→ Task details:
Wherever the word "Минина" appears in a line, extract that line.

→ Material for this exercise:
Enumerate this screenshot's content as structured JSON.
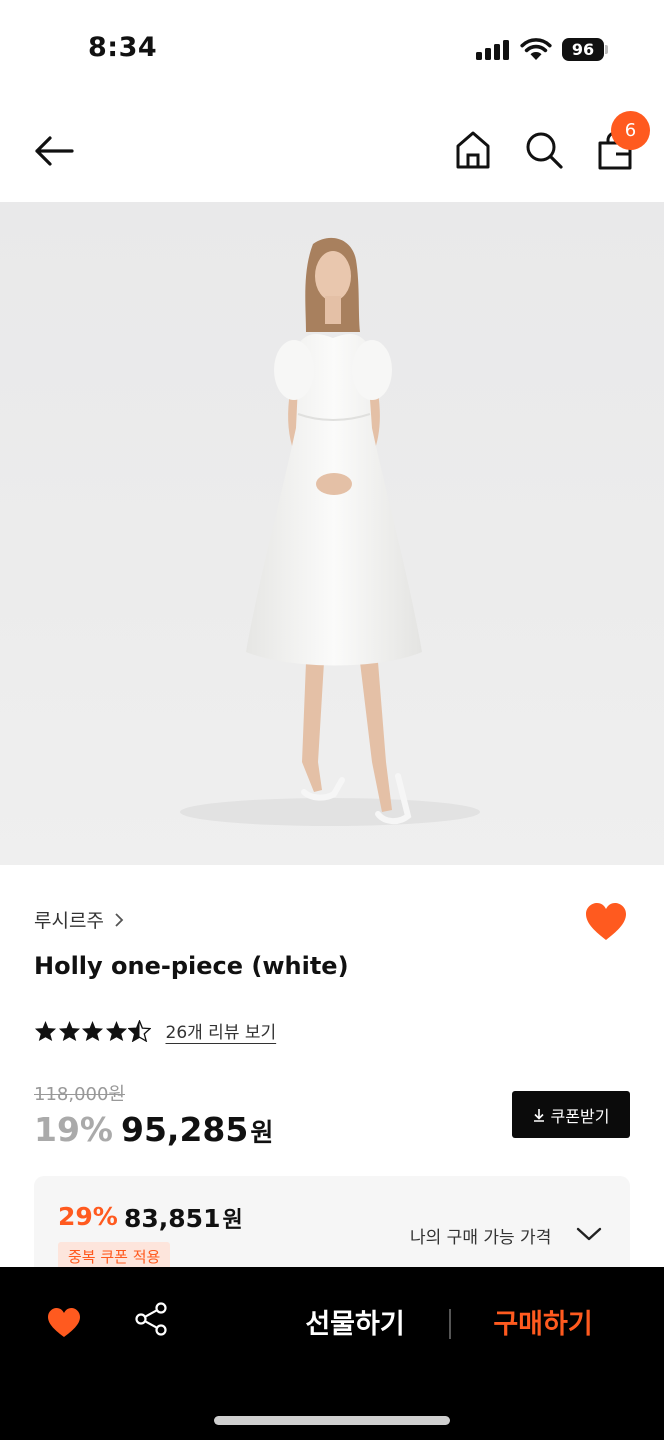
{
  "status_bar": {
    "time": "8:34",
    "battery": "96"
  },
  "nav": {
    "back_icon": "arrow-left-icon",
    "home_icon": "home-icon",
    "search_icon": "search-icon",
    "bag_icon": "shopping-bag-icon",
    "bag_count": "6"
  },
  "product": {
    "image": "model-white-dress-photo",
    "brand": "루시르주",
    "name": "Holly one-piece (white)",
    "rating": 4.5,
    "review_link": "26개 리뷰 보기",
    "original_price": "118,000원",
    "discount_rate": "19%",
    "sale_price": "95,285",
    "currency": "원",
    "wishlisted": true
  },
  "coupon": {
    "label": "쿠폰받기"
  },
  "best_price": {
    "rate": "29%",
    "price": "83,851",
    "currency": "원",
    "badge": "중복 쿠폰 적용",
    "my_price_label": "나의 구매 가능 가격"
  },
  "bottom_bar": {
    "gift_label": "선물하기",
    "buy_label": "구매하기"
  },
  "colors": {
    "accent": "#ff5a1f",
    "black": "#0b0b0b",
    "muted": "#999999"
  }
}
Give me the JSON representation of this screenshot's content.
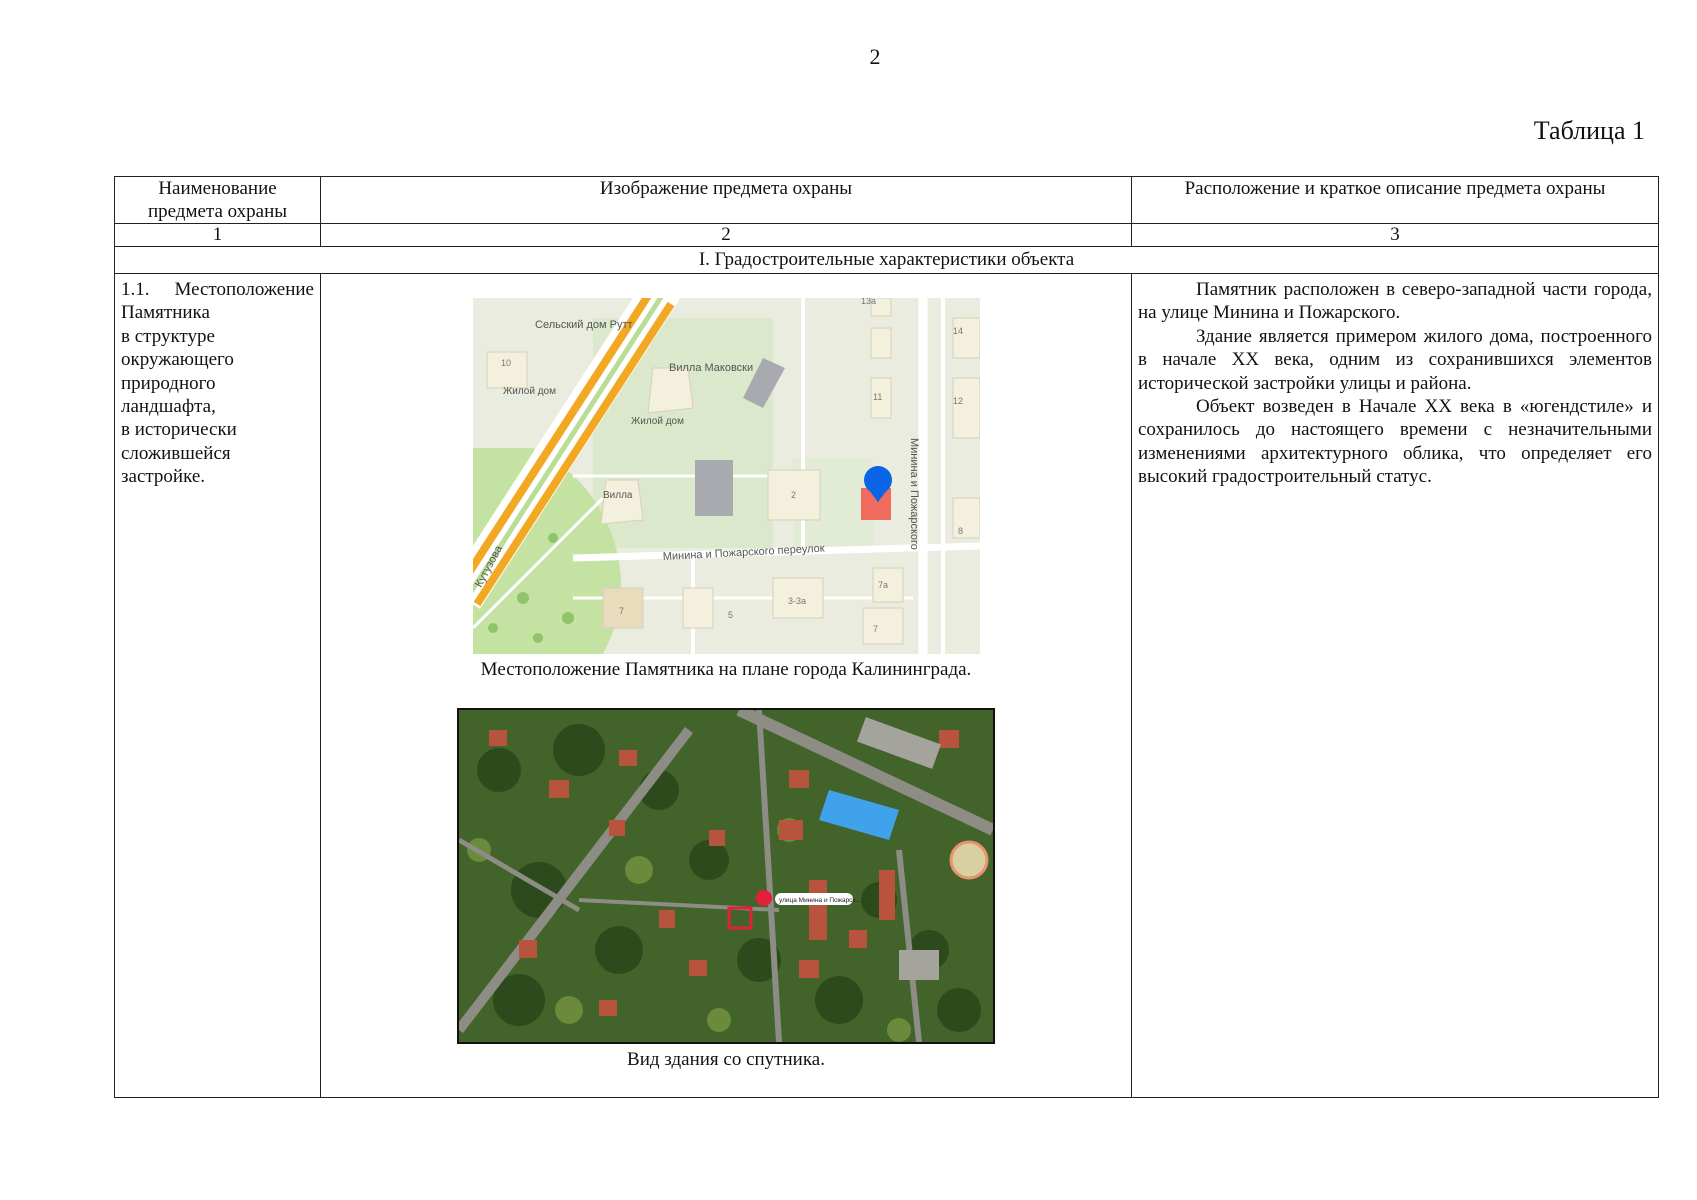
{
  "page": {
    "number": "2",
    "table_title": "Таблица 1"
  },
  "table": {
    "headers": [
      "Наименование предмета охраны",
      "Изображение предмета охраны",
      "Расположение и краткое описание предмета охраны"
    ],
    "column_numbers": [
      "1",
      "2",
      "3"
    ],
    "section_title": "I. Градостроительные характеристики объекта",
    "row": {
      "name_first": [
        "1.1.",
        "Местоположение"
      ],
      "name_lines": [
        "Памятника",
        "в структуре",
        "окружающего",
        "природного",
        "ландшафта,",
        "в исторически",
        "сложившейся",
        "застройке."
      ],
      "map_caption": "Местоположение Памятника на плане города Калининграда.",
      "satellite_caption": "Вид здания  со спутника.",
      "description": [
        "Памятник расположен в северо-западной части города, на улице Минина и Пожарского.",
        "Здание является примером жилого дома, построенного в начале XX века, одним из сохранившихся элементов исторической застройки улицы и района.",
        "Объект возведен в Начале XX века в «югендстиле» и сохранилось до настоящего времени с незначительными изменениями архитектурного облика, что определяет его высокий градостроительный статус."
      ]
    }
  },
  "map": {
    "labels": {
      "rutt": "Сельский дом Рутт",
      "makovski": "Вилла Маковски",
      "house1": "Жилой дом",
      "house2": "Жилой дом",
      "villa": "Вилла",
      "lane": "Минина и Пожарского переулок",
      "street": "Минина и Пожарского",
      "kutuzova": "Кутузова"
    },
    "house_numbers": {
      "n13a": "13а",
      "n14": "14",
      "n10": "10",
      "n11": "11",
      "n12": "12",
      "n2": "2",
      "n8": "8",
      "n7a": "7а",
      "n7": "7",
      "n5": "5",
      "n33a": "3-3а",
      "n7b": "7"
    },
    "colors": {
      "background": "#e9ecdf",
      "park": "#c4e3a2",
      "avenue": "#f3a823",
      "road": "#ffffff",
      "marker": "#0a64e6",
      "building_highlight": "#ef6b5e"
    }
  },
  "satellite": {
    "marker_label": "улица Минина и Пожарск...",
    "colors": {
      "vegetation": "#3b5a26",
      "roof": "#b8543e",
      "road": "#8d8d86",
      "highlight_building": "#3fa2ea",
      "marker": "#e41f3a"
    }
  }
}
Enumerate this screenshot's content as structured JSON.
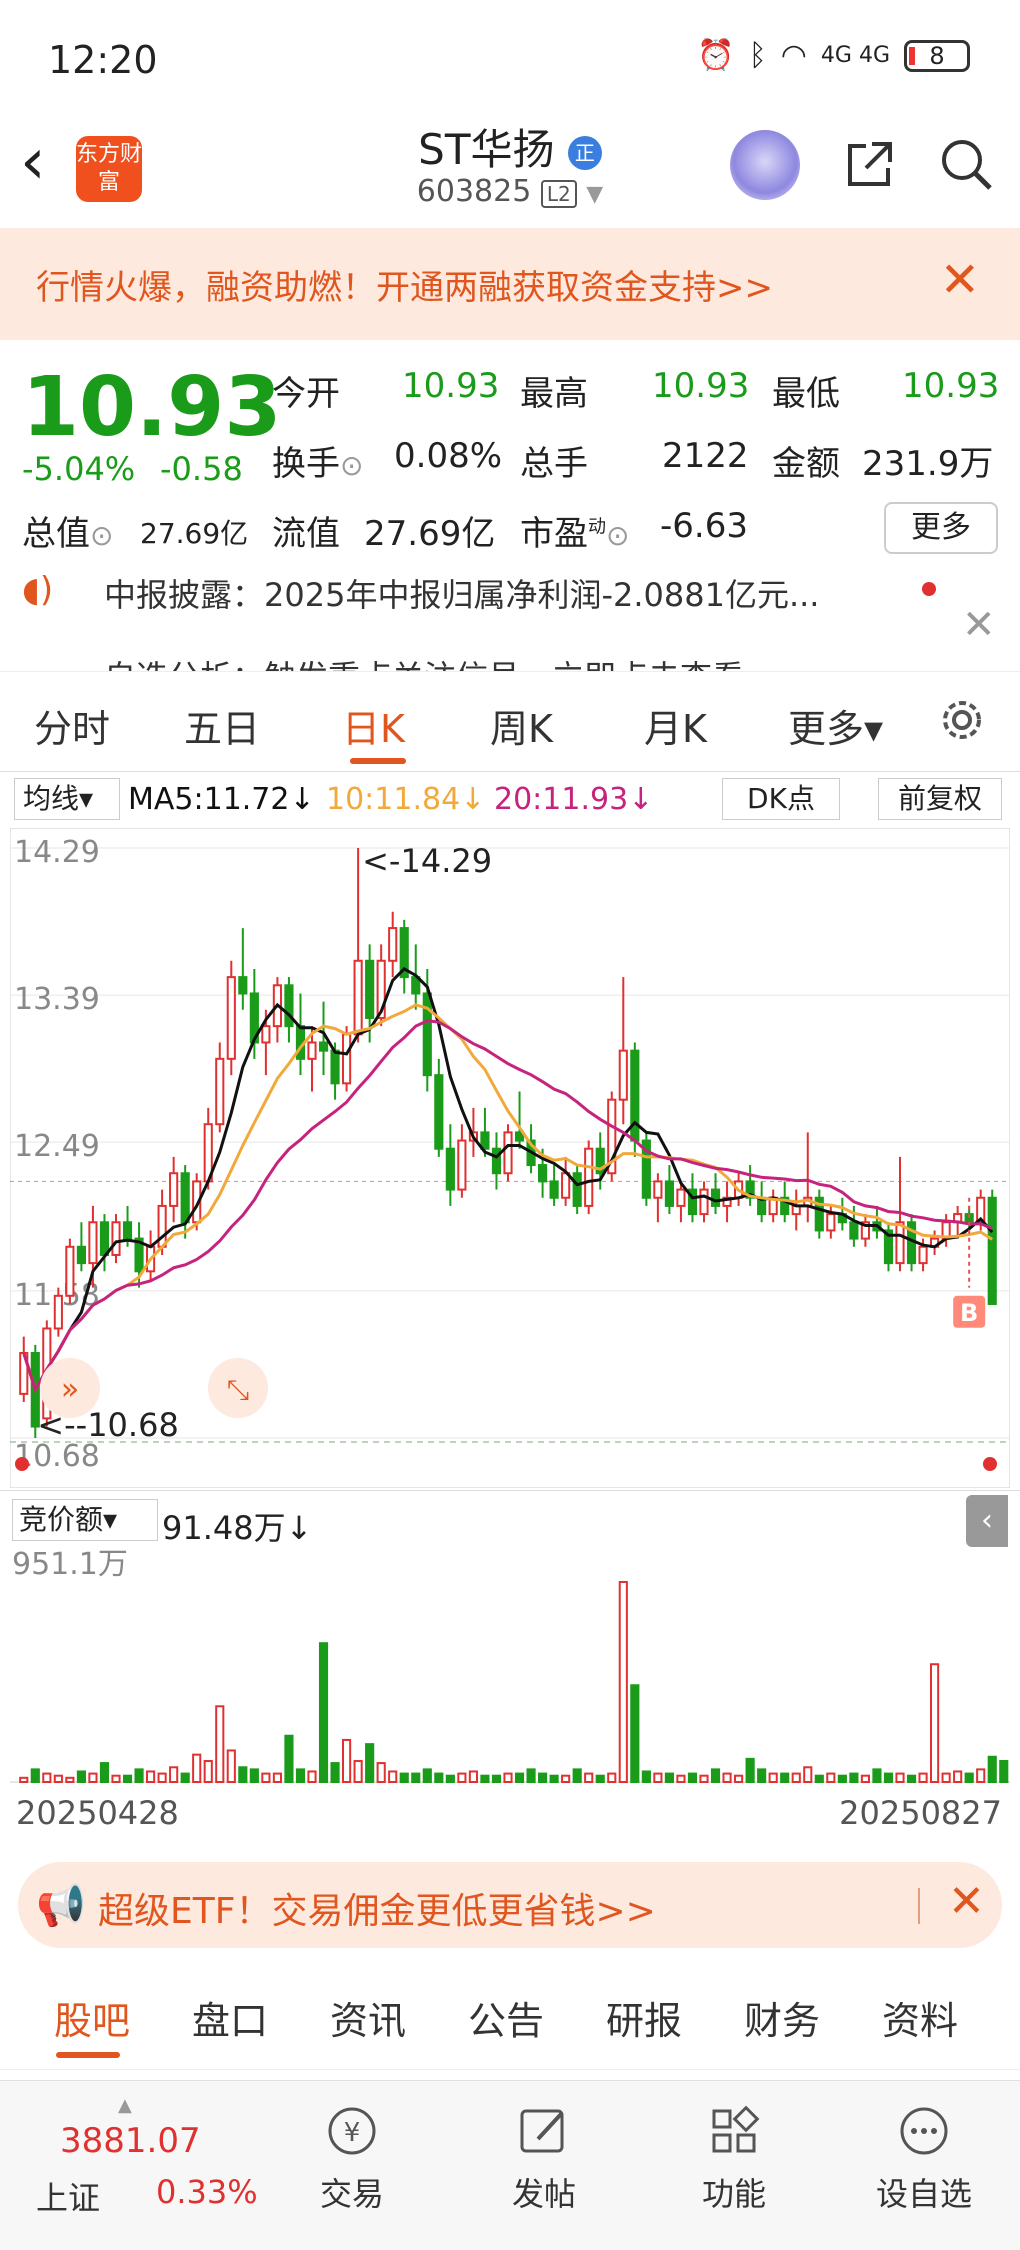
{
  "status_bar": {
    "time": "12:20",
    "signal": "4G 4G",
    "battery": "8"
  },
  "header": {
    "stock_name": "ST华扬",
    "name_tag": "正",
    "stock_code": "603825",
    "level": "L2",
    "logo_text": "东方财富"
  },
  "promo": {
    "text": "行情火爆，融资助燃！开通两融获取资金支持>>"
  },
  "quote": {
    "price": "10.93",
    "change_pct": "-5.04%",
    "change": "-0.58",
    "open_label": "今开",
    "open": "10.93",
    "high_label": "最高",
    "high": "10.93",
    "low_label": "最低",
    "low": "10.93",
    "turnover_label": "换手",
    "turnover": "0.08%",
    "volume_label": "总手",
    "volume": "2122",
    "amount_label": "金额",
    "amount": "231.9万",
    "mktcap_label": "总值",
    "mktcap": "27.69亿",
    "float_label": "流值",
    "float_cap": "27.69亿",
    "pe_label": "市盈",
    "pe_sup": "动",
    "pe": "-6.63",
    "more_label": "更多"
  },
  "news": {
    "line1": "中报披露：2025年中报归属净利润-2.0881亿元...",
    "line2": "自选分析：触发重点关注信号，立即点击查看"
  },
  "period_tabs": [
    "分时",
    "五日",
    "日K",
    "周K",
    "月K",
    "更多▾"
  ],
  "active_period": "日K",
  "ma_legend": {
    "selector": "均线▾",
    "ma5": "MA5:11.72↓",
    "ma10": "10:11.84↓",
    "ma20": "20:11.93↓",
    "dk": "DK点",
    "fq": "前复权"
  },
  "colors": {
    "up": "#e03030",
    "down": "#1a9b1a",
    "ma5": "#111111",
    "ma10": "#f2a93b",
    "ma20": "#c6237e",
    "accent": "#e0561e"
  },
  "chart_data": {
    "type": "candlestick",
    "title": "",
    "y_ticks": [
      "14.29",
      "13.39",
      "12.49",
      "11.58",
      "10.68"
    ],
    "ylim": [
      10.68,
      14.29
    ],
    "annotations": {
      "max": "<-14.29",
      "min": "<--10.68"
    },
    "buy_marker": "B",
    "candles": [
      [
        10.95,
        11.3,
        10.9,
        11.2
      ],
      [
        11.2,
        11.25,
        10.68,
        10.75
      ],
      [
        10.8,
        11.4,
        10.75,
        11.35
      ],
      [
        11.35,
        11.6,
        11.3,
        11.55
      ],
      [
        11.55,
        11.9,
        11.5,
        11.85
      ],
      [
        11.85,
        12.0,
        11.7,
        11.75
      ],
      [
        11.75,
        12.1,
        11.6,
        12.0
      ],
      [
        12.0,
        12.05,
        11.7,
        11.8
      ],
      [
        11.8,
        12.05,
        11.75,
        12.0
      ],
      [
        12.0,
        12.1,
        11.85,
        11.9
      ],
      [
        11.9,
        12.0,
        11.6,
        11.7
      ],
      [
        11.7,
        11.95,
        11.65,
        11.85
      ],
      [
        11.85,
        12.2,
        11.8,
        12.1
      ],
      [
        12.1,
        12.4,
        12.0,
        12.3
      ],
      [
        12.3,
        12.35,
        11.9,
        12.0
      ],
      [
        12.0,
        12.3,
        11.95,
        12.25
      ],
      [
        12.25,
        12.7,
        12.2,
        12.6
      ],
      [
        12.6,
        13.1,
        12.55,
        13.0
      ],
      [
        13.0,
        13.6,
        12.9,
        13.5
      ],
      [
        13.5,
        13.8,
        13.3,
        13.4
      ],
      [
        13.4,
        13.55,
        13.0,
        13.1
      ],
      [
        13.1,
        13.3,
        12.9,
        13.2
      ],
      [
        13.2,
        13.5,
        13.1,
        13.45
      ],
      [
        13.45,
        13.5,
        13.1,
        13.2
      ],
      [
        13.2,
        13.4,
        12.9,
        13.0
      ],
      [
        13.0,
        13.2,
        12.8,
        13.1
      ],
      [
        13.1,
        13.35,
        12.9,
        13.05
      ],
      [
        13.05,
        13.1,
        12.75,
        12.85
      ],
      [
        12.85,
        13.2,
        12.8,
        13.15
      ],
      [
        13.15,
        14.29,
        13.1,
        13.6
      ],
      [
        13.6,
        13.7,
        13.1,
        13.25
      ],
      [
        13.25,
        13.7,
        13.2,
        13.6
      ],
      [
        13.6,
        13.9,
        13.5,
        13.8
      ],
      [
        13.8,
        13.85,
        13.4,
        13.5
      ],
      [
        13.5,
        13.7,
        13.3,
        13.4
      ],
      [
        13.4,
        13.55,
        12.8,
        12.9
      ],
      [
        12.9,
        13.0,
        12.4,
        12.45
      ],
      [
        12.45,
        12.6,
        12.1,
        12.2
      ],
      [
        12.2,
        12.6,
        12.15,
        12.5
      ],
      [
        12.5,
        12.7,
        12.4,
        12.55
      ],
      [
        12.55,
        12.7,
        12.4,
        12.45
      ],
      [
        12.45,
        12.55,
        12.2,
        12.3
      ],
      [
        12.3,
        12.6,
        12.25,
        12.55
      ],
      [
        12.55,
        12.8,
        12.45,
        12.5
      ],
      [
        12.5,
        12.6,
        12.3,
        12.35
      ],
      [
        12.35,
        12.45,
        12.15,
        12.25
      ],
      [
        12.25,
        12.35,
        12.1,
        12.15
      ],
      [
        12.15,
        12.4,
        12.1,
        12.3
      ],
      [
        12.3,
        12.35,
        12.05,
        12.1
      ],
      [
        12.1,
        12.5,
        12.05,
        12.45
      ],
      [
        12.45,
        12.55,
        12.2,
        12.3
      ],
      [
        12.3,
        12.8,
        12.25,
        12.75
      ],
      [
        12.75,
        13.5,
        12.6,
        13.05
      ],
      [
        13.05,
        13.1,
        12.4,
        12.5
      ],
      [
        12.5,
        12.55,
        12.1,
        12.15
      ],
      [
        12.15,
        12.3,
        12.0,
        12.25
      ],
      [
        12.25,
        12.35,
        12.05,
        12.1
      ],
      [
        12.1,
        12.25,
        12.0,
        12.2
      ],
      [
        12.2,
        12.3,
        12.0,
        12.05
      ],
      [
        12.05,
        12.25,
        12.0,
        12.2
      ],
      [
        12.2,
        12.3,
        12.05,
        12.1
      ],
      [
        12.1,
        12.25,
        12.0,
        12.15
      ],
      [
        12.15,
        12.3,
        12.1,
        12.25
      ],
      [
        12.25,
        12.35,
        12.1,
        12.15
      ],
      [
        12.15,
        12.25,
        12.0,
        12.05
      ],
      [
        12.05,
        12.2,
        12.0,
        12.15
      ],
      [
        12.15,
        12.25,
        12.0,
        12.05
      ],
      [
        12.05,
        12.2,
        11.95,
        12.1
      ],
      [
        12.1,
        12.55,
        12.0,
        12.15
      ],
      [
        12.15,
        12.2,
        11.9,
        11.95
      ],
      [
        11.95,
        12.1,
        11.9,
        12.05
      ],
      [
        12.05,
        12.15,
        11.95,
        12.0
      ],
      [
        12.0,
        12.1,
        11.85,
        11.9
      ],
      [
        11.9,
        12.05,
        11.85,
        12.0
      ],
      [
        12.0,
        12.1,
        11.9,
        11.95
      ],
      [
        11.95,
        12.0,
        11.7,
        11.75
      ],
      [
        11.75,
        12.4,
        11.7,
        12.0
      ],
      [
        12.0,
        12.05,
        11.7,
        11.75
      ],
      [
        11.75,
        11.9,
        11.7,
        11.85
      ],
      [
        11.85,
        11.95,
        11.8,
        11.9
      ],
      [
        11.9,
        12.05,
        11.85,
        12.0
      ],
      [
        12.0,
        12.1,
        11.9,
        12.05
      ],
      [
        12.05,
        12.1,
        11.95,
        12.0
      ],
      [
        12.0,
        12.2,
        11.95,
        12.15
      ],
      [
        12.15,
        12.2,
        11.5,
        11.5
      ]
    ],
    "volume_label": "竞价额",
    "volume_value": "91.48万↓",
    "volume_max_label": "951.1万",
    "volumes": [
      20,
      60,
      40,
      30,
      20,
      50,
      40,
      90,
      30,
      30,
      60,
      50,
      40,
      70,
      40,
      130,
      100,
      360,
      150,
      70,
      60,
      40,
      40,
      220,
      60,
      50,
      660,
      90,
      200,
      100,
      180,
      90,
      50,
      40,
      40,
      60,
      40,
      30,
      40,
      50,
      30,
      30,
      40,
      40,
      60,
      40,
      30,
      30,
      60,
      40,
      30,
      40,
      951,
      460,
      50,
      40,
      40,
      30,
      40,
      30,
      60,
      40,
      30,
      110,
      60,
      40,
      40,
      40,
      70,
      30,
      40,
      30,
      40,
      30,
      60,
      40,
      40,
      30,
      40,
      560,
      40,
      50,
      40,
      60,
      120,
      100
    ],
    "x_start": "20250428",
    "x_end": "20250827"
  },
  "etf": {
    "text": "超级ETF！交易佣金更低更省钱>>"
  },
  "bottom_tabs": [
    "股吧",
    "盘口",
    "资讯",
    "公告",
    "研报",
    "财务",
    "资料"
  ],
  "footer": {
    "index_value": "3881.07",
    "index_name": "上证",
    "index_pct": "0.33%",
    "items": [
      "交易",
      "发帖",
      "功能",
      "设自选"
    ]
  }
}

→ Right answer:
        "Памятник расположен в северо-западной части города, на улице Минина и Пожарского.",
      "lane": "Минина и Пожарского переулок",
      "street": "Минина и Пожарского",
    "marker_label": "улица Минина и Пожарск...",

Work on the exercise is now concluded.